• _PROBLEM_
Select all lines in the records that include "arcsec".

─── ENTRIES SHOWN

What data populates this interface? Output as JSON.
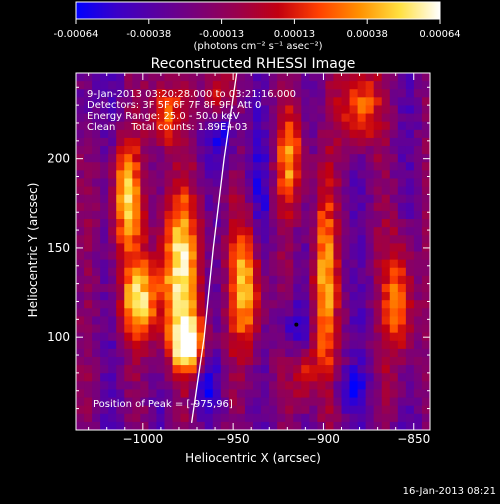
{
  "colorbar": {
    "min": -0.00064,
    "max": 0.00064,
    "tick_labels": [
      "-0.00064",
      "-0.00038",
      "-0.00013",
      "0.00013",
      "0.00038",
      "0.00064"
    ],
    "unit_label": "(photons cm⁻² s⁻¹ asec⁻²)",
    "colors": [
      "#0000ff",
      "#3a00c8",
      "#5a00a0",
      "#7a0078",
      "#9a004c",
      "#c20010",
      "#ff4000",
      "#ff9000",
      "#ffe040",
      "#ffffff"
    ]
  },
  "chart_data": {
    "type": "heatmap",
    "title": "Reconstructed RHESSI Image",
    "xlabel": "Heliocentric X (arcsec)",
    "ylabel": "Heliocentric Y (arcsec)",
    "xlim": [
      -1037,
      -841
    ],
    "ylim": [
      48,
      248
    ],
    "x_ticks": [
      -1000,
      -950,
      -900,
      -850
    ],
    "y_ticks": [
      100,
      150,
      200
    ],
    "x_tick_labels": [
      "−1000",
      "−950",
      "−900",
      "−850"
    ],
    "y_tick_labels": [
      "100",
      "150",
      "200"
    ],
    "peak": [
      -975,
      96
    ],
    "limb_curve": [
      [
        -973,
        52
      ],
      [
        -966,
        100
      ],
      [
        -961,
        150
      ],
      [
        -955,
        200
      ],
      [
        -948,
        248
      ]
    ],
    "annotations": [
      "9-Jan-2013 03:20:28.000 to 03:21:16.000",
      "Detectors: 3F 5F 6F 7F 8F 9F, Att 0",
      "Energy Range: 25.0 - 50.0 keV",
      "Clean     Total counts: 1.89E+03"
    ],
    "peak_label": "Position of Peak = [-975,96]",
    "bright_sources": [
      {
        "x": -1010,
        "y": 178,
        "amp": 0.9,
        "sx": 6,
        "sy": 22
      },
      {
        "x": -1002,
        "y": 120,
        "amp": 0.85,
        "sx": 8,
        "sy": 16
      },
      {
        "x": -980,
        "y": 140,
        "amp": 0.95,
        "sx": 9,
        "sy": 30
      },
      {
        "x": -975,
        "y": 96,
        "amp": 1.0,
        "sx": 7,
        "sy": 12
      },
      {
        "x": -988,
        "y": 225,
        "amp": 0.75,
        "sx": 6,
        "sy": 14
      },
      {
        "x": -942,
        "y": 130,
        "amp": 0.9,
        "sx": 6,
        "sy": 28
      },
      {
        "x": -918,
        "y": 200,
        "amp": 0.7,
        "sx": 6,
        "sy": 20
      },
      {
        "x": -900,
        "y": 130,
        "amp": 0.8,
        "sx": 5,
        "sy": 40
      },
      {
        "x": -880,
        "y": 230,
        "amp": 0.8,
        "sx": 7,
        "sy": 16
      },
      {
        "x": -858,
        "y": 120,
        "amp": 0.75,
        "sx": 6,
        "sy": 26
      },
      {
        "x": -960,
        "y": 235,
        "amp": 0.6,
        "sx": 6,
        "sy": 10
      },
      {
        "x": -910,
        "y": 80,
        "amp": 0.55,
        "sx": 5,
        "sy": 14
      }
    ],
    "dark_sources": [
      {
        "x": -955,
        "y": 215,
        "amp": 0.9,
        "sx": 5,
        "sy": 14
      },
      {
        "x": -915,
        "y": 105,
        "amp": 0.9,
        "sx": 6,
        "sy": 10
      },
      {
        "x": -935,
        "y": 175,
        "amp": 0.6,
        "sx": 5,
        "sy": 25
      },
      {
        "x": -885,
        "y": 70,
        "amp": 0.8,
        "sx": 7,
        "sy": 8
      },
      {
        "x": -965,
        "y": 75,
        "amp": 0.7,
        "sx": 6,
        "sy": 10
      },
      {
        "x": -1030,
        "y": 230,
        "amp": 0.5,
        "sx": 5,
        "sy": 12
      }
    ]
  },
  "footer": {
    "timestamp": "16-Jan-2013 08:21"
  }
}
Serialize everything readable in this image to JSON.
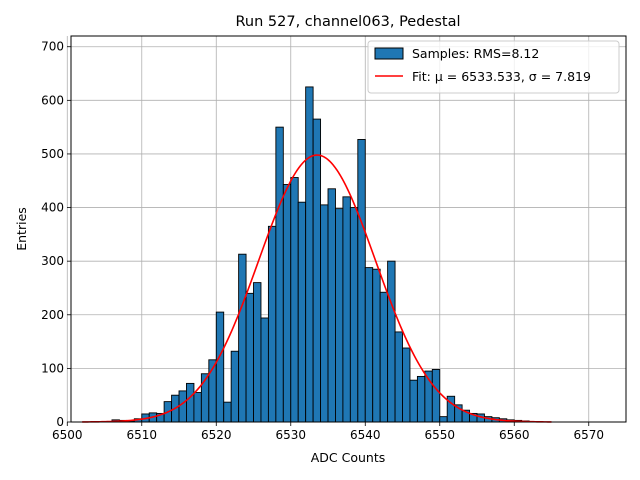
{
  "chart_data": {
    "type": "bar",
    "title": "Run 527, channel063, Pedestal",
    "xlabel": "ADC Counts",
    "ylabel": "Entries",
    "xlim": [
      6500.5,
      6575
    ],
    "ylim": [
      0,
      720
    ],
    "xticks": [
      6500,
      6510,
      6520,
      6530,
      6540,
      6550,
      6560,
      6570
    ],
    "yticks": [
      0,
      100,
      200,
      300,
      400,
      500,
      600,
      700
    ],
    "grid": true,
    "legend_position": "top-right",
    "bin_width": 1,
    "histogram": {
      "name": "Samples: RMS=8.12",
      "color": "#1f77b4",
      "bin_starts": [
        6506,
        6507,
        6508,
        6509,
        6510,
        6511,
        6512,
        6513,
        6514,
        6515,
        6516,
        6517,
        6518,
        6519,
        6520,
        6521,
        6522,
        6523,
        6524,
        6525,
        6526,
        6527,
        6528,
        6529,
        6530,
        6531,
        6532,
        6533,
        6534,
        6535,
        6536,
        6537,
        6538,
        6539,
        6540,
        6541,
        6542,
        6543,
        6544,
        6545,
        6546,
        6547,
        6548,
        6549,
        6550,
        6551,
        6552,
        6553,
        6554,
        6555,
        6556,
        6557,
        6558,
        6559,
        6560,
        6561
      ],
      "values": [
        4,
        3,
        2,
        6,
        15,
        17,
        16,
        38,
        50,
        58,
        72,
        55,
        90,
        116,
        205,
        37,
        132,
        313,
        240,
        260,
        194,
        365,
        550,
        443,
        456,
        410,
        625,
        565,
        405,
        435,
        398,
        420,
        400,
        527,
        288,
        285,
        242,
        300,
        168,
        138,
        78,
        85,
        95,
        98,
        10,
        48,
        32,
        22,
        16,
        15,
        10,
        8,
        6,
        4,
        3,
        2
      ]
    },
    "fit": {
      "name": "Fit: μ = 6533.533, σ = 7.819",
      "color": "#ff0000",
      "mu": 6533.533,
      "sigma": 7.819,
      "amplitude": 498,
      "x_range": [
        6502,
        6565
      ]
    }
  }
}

──────

• _COMPLETE ANSWER_
    "xlabel": "Heliocentric X (arcsec)",
    "ylabel": "Heliocentric Y (arcsec)",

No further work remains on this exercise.